**Estratto fornito:**

☆ ☆ ☆

(Teleborsa) - Presentata a Palazzo Piacentini la terza edizione della Giornata Nazionale del Made in Italy (GNMI), che raggiungerà il suo momento culminante il 15 aprile, anniversario della nascita del più grande genio italiano, Leonardo da Vinci. Quasi 800 eventi animeranno il Paese e si estenderanno anche all'estero, confermando il successo crescente dell'iniziativa, che ha avuto negli anni un importante incremento di iniziative. Lo fa sapere il Mimit in una nota.

"La Giornata Nazionale del Made in Italy celebra il nostro biglietto da visita nel mondo: qualità, eccellenza e quel ‘saper fare italiano' che nasce dall'incontro tra identità dei territori e innovazione – ha dichiarato il ministro delle Imprese e del Made in Italy, Adolfo Urso –. Quest'anno la manifestazione raggiunge un nuovo record, con quasi 800 eventi, e avrà come tema unificante la formazione, perché la forza del Made in Italy risiede nelle competenze e nella capacità di trasmettere nel tempo i saperi che rendono uniche le nostre produzioni. Con questa edizione celebreremo anche il traguardo dei mille marchi storici registrati, simbolo di identità, memoria e tradizione, ma anche di innovazione, perché hanno saputo evolvere nel tempo".

Dai 350 eventi della prima edizione nel 2024, dedicata all'identità, ai 550 del 2025 sulla tecnologia, fino agli oltre 800 di quest'anno: la Giornata Nazionale del Made in Italy ha più che raddoppiato le iniziative in due anni. Il ricco calendario di questa edizione, che si snoderà dal 20 marzo al 10 maggio, offre un mosaico di iniziative capaci di raccontare la varietà e la vitalità del Made in Italy: dalle porte aperte di oltre 150 aziende e laboratori – veri e propri scrigni di know-how artigiano e industriale – a 350 eventi pubblici che spaziano da conferenze a dimostrazioni live, passando per 50 mostre immersive che celebrano patrimoni storici e innovazioni all'avanguardia, e 65 appuntamenti formativi dedicati a studenti e professionisti. Un calendario di attività che copre l'intero ecosistema produttivo, con un'enfasi sui settori delle 5 A su cui si identifica il Made in Italy, come delineato nel Libro Bianco Made in Italy 2030: agroalimentare (150), abbigliamento (114), arredo (30), automazione (20) e automotive (50), a cui si aggiungono quelli che caratterizzano i nuovi filoni del sistema produttivo italiano: economia della salute (26), lo spazio e la difesa (60), l'economia blu e cantieristica (68), il turismo e tempo libero (40), le industrie culturali e creative (50).

☆ ☆ ☆

**Obiettivo dell'esercizio:** Prosegui l'articolo qui sopra sulla Giornata Nazionale del Made in Italy, ripartendo subito dopo la sua ultima frase.

☆ ☆ ☆

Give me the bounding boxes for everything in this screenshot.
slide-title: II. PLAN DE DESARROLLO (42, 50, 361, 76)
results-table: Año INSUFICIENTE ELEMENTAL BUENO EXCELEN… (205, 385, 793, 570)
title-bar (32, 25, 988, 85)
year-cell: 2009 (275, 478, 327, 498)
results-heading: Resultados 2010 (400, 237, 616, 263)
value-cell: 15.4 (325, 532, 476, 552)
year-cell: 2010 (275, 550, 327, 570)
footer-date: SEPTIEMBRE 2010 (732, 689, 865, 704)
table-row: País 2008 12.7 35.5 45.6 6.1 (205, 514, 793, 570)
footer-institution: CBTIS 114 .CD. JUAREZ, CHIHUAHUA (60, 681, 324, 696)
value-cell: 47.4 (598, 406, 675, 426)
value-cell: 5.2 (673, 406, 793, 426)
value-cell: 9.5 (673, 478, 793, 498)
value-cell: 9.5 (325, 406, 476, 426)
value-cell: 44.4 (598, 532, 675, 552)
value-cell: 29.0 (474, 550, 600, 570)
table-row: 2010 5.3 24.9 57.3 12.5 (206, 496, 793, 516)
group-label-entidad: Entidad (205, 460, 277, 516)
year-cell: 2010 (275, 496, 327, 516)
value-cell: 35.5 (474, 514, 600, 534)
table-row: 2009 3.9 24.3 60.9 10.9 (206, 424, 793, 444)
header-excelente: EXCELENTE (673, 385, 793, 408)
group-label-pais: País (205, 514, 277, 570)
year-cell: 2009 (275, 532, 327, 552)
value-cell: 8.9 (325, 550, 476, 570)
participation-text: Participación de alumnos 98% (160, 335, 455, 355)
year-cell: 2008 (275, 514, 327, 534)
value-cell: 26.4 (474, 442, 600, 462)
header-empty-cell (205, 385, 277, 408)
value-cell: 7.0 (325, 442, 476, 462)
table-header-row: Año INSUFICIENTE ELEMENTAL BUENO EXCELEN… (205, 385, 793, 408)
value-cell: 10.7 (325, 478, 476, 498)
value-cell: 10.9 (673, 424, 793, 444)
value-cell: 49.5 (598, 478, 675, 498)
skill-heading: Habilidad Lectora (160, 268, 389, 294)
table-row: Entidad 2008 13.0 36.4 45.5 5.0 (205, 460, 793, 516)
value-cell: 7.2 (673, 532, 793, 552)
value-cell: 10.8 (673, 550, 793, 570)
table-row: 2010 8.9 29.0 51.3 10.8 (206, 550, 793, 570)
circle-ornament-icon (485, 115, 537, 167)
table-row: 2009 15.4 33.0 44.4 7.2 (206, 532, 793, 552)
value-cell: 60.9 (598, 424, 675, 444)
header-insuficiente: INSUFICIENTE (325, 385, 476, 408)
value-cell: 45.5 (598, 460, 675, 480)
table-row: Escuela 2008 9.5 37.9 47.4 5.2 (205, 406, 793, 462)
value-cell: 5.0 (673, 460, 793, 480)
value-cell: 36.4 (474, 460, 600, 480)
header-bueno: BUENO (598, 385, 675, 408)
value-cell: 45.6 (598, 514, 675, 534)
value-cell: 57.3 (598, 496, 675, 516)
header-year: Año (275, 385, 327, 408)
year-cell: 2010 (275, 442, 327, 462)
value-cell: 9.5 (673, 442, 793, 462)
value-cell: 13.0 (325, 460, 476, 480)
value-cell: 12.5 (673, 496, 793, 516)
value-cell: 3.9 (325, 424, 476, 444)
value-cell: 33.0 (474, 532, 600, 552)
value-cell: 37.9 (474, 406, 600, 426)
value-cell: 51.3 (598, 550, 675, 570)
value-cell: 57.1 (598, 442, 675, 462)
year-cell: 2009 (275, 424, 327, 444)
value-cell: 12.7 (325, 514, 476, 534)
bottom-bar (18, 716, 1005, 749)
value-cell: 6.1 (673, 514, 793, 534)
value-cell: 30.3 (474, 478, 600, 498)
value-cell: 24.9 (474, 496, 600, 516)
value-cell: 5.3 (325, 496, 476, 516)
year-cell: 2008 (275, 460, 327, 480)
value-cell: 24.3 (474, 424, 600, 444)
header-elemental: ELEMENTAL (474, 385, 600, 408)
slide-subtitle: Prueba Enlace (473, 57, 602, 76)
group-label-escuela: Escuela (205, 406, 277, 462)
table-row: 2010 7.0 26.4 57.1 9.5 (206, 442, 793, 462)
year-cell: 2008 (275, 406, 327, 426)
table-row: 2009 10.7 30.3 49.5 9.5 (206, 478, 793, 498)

☆ ☆ ☆

**Risultato atteso:**
"Il Made in Italy si è storicamente affermato nel mondo attraverso cinque grandi filiere – le cosiddette 5 A: Alimentazione, Abbigliamento, Arredo, Automazione e Auto – simbolo della capacità italiana di realizzare prodotti di eccellenza pensati per la persona e per la qualità della vita – ha aggiunto Urso –. Accanto a queste crescono nuovi comparti ad alto valore aggiunto - dalla salute allo spazio e difesa, dall'economia blu al turismo e alle industrie culturali e creative - che hanno rafforzato la proiezione internazionale delle nostre imprese e contribuito alla crescita dell'export italiano. Dinamiche di cui parleremo anche domani al Mimit, in occasione del primo incontro del Tavolo permanente delle PMI e dell'artigianato, dove con le associazioni di categoria condivideremo aggiornamenti sugli impatti della crisi in Medio Oriente e del blocco dei traffici commerciali verso i Paesi del Golfo, mercati importanti per il nostro Made in Italy".

Gli eventi della GNMI si distribuiscono su tutto il territorio nazionale, con il Lazio come prima regione per numero di appuntamenti (101), seguito dalla Campania (87) e dalla Lombardia (70). In generale, per macroaree, il Nord Ovest ha pianificato 143 eventi, il Nord Est 116, il Centro 172, il Sud 208 e le Isole 51. Si parte il 20 marzo con un evento dedicato all'artigianato, anno tematico di questa edizione, per un'immersione immediata nelle radici manuali dell'eccellenza italiana.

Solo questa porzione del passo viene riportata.